Thinking Machines Lab, the AI startup launched by former OpenAI CTO Mira Murati, unveiled its first proprietary model, Inkling, on Wednesday morning. In a deliberate departure from the flagship offerings of OpenAI, Anthropic, and Google, Inkling is open-weight, meaning external developers and companies can download, inspect, and modify the underlying model directly.

Inkling operates as a mixture-of-experts system with 975 billion total parameters. For any specific task, it activates only a fraction of that capacity,roughly 41 billion parameters,a standard architectural choice that keeps massive models faster and more economical to run. The model was trained on 45 trillion tokens spanning text, image, audio, and video, and can reason natively across all four modalities, though its outputs currently remain limited to text, including code, styled artifacts, and structured data.

This release marks Thinking Machines Lab’s first public milestone after a year and a half of largely behind-the-scenes infrastructure work. Some of that effort surfaced earlier in a May research preview of “interaction models,” which were designed to listen, speak, and even interrupt rather than wait passively like typical chatbots. More fundamentally, Inkling tests the startup’s core thesis: that AI systems organizations can adapt for themselves will outperform the one-size-fits-all models the biggest labs currently sell.

Inkling is engineered to deliver calibrated answers, explicitly flagging uncertainty instead of guessing, and allows users to adjust “thinking effort” up or down to prioritize speed. On one benchmark, the company reports Inkling uses a third as many tokens as Nvidia’s Nemotron 3 Ultra to achieve the same coding performance.
···
Task objective: Reproduce the stretch of the Inkling article from "This release marks" through "same coding performance.", word for word.

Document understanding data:
···
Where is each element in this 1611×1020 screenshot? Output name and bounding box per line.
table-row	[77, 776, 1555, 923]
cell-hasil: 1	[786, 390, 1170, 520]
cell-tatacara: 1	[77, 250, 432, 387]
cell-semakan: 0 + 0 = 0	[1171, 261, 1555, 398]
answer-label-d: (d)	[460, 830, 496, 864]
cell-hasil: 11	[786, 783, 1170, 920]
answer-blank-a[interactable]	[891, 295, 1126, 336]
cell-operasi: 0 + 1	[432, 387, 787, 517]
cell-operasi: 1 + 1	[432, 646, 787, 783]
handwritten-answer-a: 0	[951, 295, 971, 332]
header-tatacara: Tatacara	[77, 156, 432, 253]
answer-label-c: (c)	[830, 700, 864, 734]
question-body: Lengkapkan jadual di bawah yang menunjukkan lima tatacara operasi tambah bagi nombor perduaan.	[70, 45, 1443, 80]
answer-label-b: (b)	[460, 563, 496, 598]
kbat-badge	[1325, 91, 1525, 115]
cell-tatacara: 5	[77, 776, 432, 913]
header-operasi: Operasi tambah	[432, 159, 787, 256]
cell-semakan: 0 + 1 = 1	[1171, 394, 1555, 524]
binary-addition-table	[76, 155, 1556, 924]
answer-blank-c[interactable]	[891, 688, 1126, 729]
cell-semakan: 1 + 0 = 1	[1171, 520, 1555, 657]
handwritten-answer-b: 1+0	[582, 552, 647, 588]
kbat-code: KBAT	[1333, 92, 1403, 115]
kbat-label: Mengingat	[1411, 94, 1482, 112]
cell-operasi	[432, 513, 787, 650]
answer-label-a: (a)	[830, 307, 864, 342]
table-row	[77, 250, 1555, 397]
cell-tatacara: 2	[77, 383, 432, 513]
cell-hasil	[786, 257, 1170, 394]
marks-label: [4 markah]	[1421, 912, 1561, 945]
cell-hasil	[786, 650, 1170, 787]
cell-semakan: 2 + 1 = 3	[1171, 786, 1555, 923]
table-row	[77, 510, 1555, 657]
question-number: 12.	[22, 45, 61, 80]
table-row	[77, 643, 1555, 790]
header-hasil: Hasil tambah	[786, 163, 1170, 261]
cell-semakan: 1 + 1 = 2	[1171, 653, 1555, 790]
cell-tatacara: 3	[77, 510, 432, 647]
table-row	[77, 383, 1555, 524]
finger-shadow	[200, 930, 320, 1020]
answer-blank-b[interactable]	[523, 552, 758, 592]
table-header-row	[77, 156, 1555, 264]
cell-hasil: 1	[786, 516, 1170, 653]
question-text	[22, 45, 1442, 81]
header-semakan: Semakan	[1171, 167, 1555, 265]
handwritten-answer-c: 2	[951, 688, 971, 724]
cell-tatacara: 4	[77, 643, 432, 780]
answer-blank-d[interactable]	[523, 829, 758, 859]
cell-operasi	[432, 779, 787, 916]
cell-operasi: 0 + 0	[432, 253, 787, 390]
···
Exercise result:
This release marks Thinking Machines Lab’s first public milestone after a year and a half of largely behind-the-scenes infrastructure work. Some of that effort surfaced earlier in a May research preview of “interaction models,” which were designed to listen, speak, and even interrupt rather than wait passively like typical chatbots. More fundamentally, Inkling tests the startup’s core thesis: that AI systems organizations can adapt for themselves will outperform the one-size-fits-all models the biggest labs currently sell.

Inkling is engineered to deliver calibrated answers, explicitly flagging uncertainty instead of guessing, and allows users to adjust “thinking effort” up or down to prioritize speed. On one benchmark, the company reports Inkling uses a third as many tokens as Nvidia’s Nemotron 3 Ultra to achieve the same coding performance.